WORK TO BE COMPLETED: Give every entry again, word for word and in full.

---------------

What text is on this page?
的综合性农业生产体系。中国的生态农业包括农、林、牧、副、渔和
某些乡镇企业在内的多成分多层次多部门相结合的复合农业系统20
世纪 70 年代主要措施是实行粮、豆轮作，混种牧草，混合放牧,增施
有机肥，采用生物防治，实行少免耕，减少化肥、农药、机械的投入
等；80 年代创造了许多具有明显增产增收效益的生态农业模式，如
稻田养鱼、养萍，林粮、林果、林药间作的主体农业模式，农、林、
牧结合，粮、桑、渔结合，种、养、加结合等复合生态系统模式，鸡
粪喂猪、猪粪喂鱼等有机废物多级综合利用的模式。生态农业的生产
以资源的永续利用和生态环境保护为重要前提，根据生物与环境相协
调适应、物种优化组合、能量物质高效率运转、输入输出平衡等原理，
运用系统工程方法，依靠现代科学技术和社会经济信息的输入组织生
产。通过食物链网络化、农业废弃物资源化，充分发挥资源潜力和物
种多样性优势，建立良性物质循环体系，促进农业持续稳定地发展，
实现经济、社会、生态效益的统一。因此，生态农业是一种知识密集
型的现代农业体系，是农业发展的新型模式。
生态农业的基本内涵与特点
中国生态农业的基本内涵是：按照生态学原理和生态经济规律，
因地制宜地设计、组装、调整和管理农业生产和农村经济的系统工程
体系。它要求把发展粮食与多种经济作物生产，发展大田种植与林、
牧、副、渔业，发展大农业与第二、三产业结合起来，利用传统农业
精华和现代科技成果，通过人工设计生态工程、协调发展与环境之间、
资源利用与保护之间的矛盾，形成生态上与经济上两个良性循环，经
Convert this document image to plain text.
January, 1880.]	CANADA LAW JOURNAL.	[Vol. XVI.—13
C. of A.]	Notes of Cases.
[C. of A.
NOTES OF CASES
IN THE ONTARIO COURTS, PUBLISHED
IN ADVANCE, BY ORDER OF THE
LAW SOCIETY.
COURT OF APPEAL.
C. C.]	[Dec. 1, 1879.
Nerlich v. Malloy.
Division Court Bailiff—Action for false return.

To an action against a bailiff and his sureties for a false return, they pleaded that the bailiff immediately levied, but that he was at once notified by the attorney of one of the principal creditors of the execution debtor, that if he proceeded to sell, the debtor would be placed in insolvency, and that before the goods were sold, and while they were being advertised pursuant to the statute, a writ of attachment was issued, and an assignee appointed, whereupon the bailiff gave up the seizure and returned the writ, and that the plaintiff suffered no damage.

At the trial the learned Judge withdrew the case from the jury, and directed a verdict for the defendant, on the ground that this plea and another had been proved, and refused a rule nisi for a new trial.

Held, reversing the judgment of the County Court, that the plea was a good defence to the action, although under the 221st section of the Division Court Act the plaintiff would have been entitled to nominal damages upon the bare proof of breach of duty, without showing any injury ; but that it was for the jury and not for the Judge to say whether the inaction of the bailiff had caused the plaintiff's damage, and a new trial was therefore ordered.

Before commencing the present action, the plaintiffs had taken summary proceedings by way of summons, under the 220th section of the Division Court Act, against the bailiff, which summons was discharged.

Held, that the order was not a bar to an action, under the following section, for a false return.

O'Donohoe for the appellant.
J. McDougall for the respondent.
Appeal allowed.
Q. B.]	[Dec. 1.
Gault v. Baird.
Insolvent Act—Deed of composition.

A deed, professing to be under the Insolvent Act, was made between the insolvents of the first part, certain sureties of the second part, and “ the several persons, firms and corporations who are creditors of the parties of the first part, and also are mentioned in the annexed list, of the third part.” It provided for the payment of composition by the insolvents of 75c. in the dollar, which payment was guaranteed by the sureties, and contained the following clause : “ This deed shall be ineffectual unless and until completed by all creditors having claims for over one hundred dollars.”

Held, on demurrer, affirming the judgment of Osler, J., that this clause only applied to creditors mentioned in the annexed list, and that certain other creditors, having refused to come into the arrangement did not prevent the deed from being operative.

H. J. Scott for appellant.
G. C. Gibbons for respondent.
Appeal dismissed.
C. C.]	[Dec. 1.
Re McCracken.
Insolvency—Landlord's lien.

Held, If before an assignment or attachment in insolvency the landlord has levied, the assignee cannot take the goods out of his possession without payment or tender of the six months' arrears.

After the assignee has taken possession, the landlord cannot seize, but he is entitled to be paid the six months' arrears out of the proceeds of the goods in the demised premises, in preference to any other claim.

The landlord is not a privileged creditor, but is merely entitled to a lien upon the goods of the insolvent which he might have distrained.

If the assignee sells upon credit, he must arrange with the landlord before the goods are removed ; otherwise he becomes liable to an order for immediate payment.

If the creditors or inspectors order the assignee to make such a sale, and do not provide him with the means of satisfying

---------------

ANSWER TO THE EXERCISE:
What text is on this page?
的综合性农业生产体系。中国的生态农业包括农、林、牧、副、渔和
某些乡镇企业在内的多成分多层次多部门相结合的复合农业系统20
世纪 70 年代主要措施是实行粮、豆轮作，混种牧草，混合放牧,增施
有机肥，采用生物防治，实行少免耕，减少化肥、农药、机械的投入
等；80 年代创造了许多具有明显增产增收效益的生态农业模式，如
稻田养鱼、养萍，林粮、林果、林药间作的主体农业模式，农、林、
牧结合，粮、桑、渔结合，种、养、加结合等复合生态系统模式，鸡
粪喂猪、猪粪喂鱼等有机废物多级综合利用的模式。生态农业的生产
以资源的永续利用和生态环境保护为重要前提，根据生物与环境相协
调适应、物种优化组合、能量物质高效率运转、输入输出平衡等原理，
运用系统工程方法，依靠现代科学技术和社会经济信息的输入组织生
产。通过食物链网络化、农业废弃物资源化，充分发挥资源潜力和物
种多样性优势，建立良性物质循环体系，促进农业持续稳定地发展，
实现经济、社会、生态效益的统一。因此，生态农业是一种知识密集
型的现代农业体系，是农业发展的新型模式。
生态农业的基本内涵与特点
中国生态农业的基本内涵是：按照生态学原理和生态经济规律，
因地制宜地设计、组装、调整和管理农业生产和农村经济的系统工程
体系。它要求把发展粮食与多种经济作物生产，发展大田种植与林、
牧、副、渔业，发展大农业与第二、三产业结合起来，利用传统农业
精华和现代科技成果，通过人工设计生态工程、协调发展与环境之间、
资源利用与保护之间的矛盾，形成生态上与经济上两个良性循环，经
Convert this document image to plain text.
January, 1880.]	CANADA LAW JOURNAL.	[Vol. XVI.—13
C. of A.]	Notes of Cases.
[C. of A.
NOTES OF CASES
IN THE ONTARIO COURTS, PUBLISHED
IN ADVANCE, BY ORDER OF THE
LAW SOCIETY.
COURT OF APPEAL.
C. C.]	[Dec. 1, 1879.
Nerlich v. Malloy.
Division Court Bailiff—Action for false return.

To an action against a bailiff and his sureties for a false return, they pleaded that the bailiff immediately levied, but that he was at once notified by the attorney of one of the principal creditors of the execution debtor, that if he proceeded to sell, the debtor would be placed in insolvency, and that before the goods were sold, and while they were being advertised pursuant to the statute, a writ of attachment was issued, and an assignee appointed, whereupon the bailiff gave up the seizure and returned the writ, and that the plaintiff suffered no damage.

At the trial the learned Judge withdrew the case from the jury, and directed a verdict for the defendant, on the ground that this plea and another had been proved, and refused a rule nisi for a new trial.

Held, reversing the judgment of the County Court, that the plea was a good defence to the action, although under the 221st section of the Division Court Act the plaintiff would have been entitled to nominal damages upon the bare proof of breach of duty, without showing any injury ; but that it was for the jury and not for the Judge to say whether the inaction of the bailiff had caused the plaintiff's damage, and a new trial was therefore ordered.

Before commencing the present action, the plaintiffs had taken summary proceedings by way of summons, under the 220th section of the Division Court Act, against the bailiff, which summons was discharged.

Held, that the order was not a bar to an action, under the following section, for a false return.

O'Donohoe for the appellant.
J. McDougall for the respondent.
Appeal allowed.
Q. B.]	[Dec. 1.
Gault v. Baird.
Insolvent Act—Deed of composition.

A deed, professing to be under the Insolvent Act, was made between the insolvents of the first part, certain sureties of the second part, and “ the several persons, firms and corporations who are creditors of the parties of the first part, and also are mentioned in the annexed list, of the third part.” It provided for the payment of composition by the insolvents of 75c. in the dollar, which payment was guaranteed by the sureties, and contained the following clause : “ This deed shall be ineffectual unless and until completed by all creditors having claims for over one hundred dollars.”

Held, on demurrer, affirming the judgment of Osler, J., that this clause only applied to creditors mentioned in the annexed list, and that certain other creditors, having refused to come into the arrangement did not prevent the deed from being operative.

H. J. Scott for appellant.
G. C. Gibbons for respondent.
Appeal dismissed.
C. C.]	[Dec. 1.
Re McCracken.
Insolvency—Landlord's lien.

Held, If before an assignment or attachment in insolvency the landlord has levied, the assignee cannot take the goods out of his possession without payment or tender of the six months' arrears.

After the assignee has taken possession, the landlord cannot seize, but he is entitled to be paid the six months' arrears out of the proceeds of the goods in the demised premises, in preference to any other claim.

The landlord is not a privileged creditor, but is merely entitled to a lien upon the goods of the insolvent which he might have distrained.

If the assignee sells upon credit, he must arrange with the landlord before the goods are removed ; otherwise he becomes liable to an order for immediate payment.

If the creditors or inspectors order the assignee to make such a sale, and do not provide him with the means of satisfying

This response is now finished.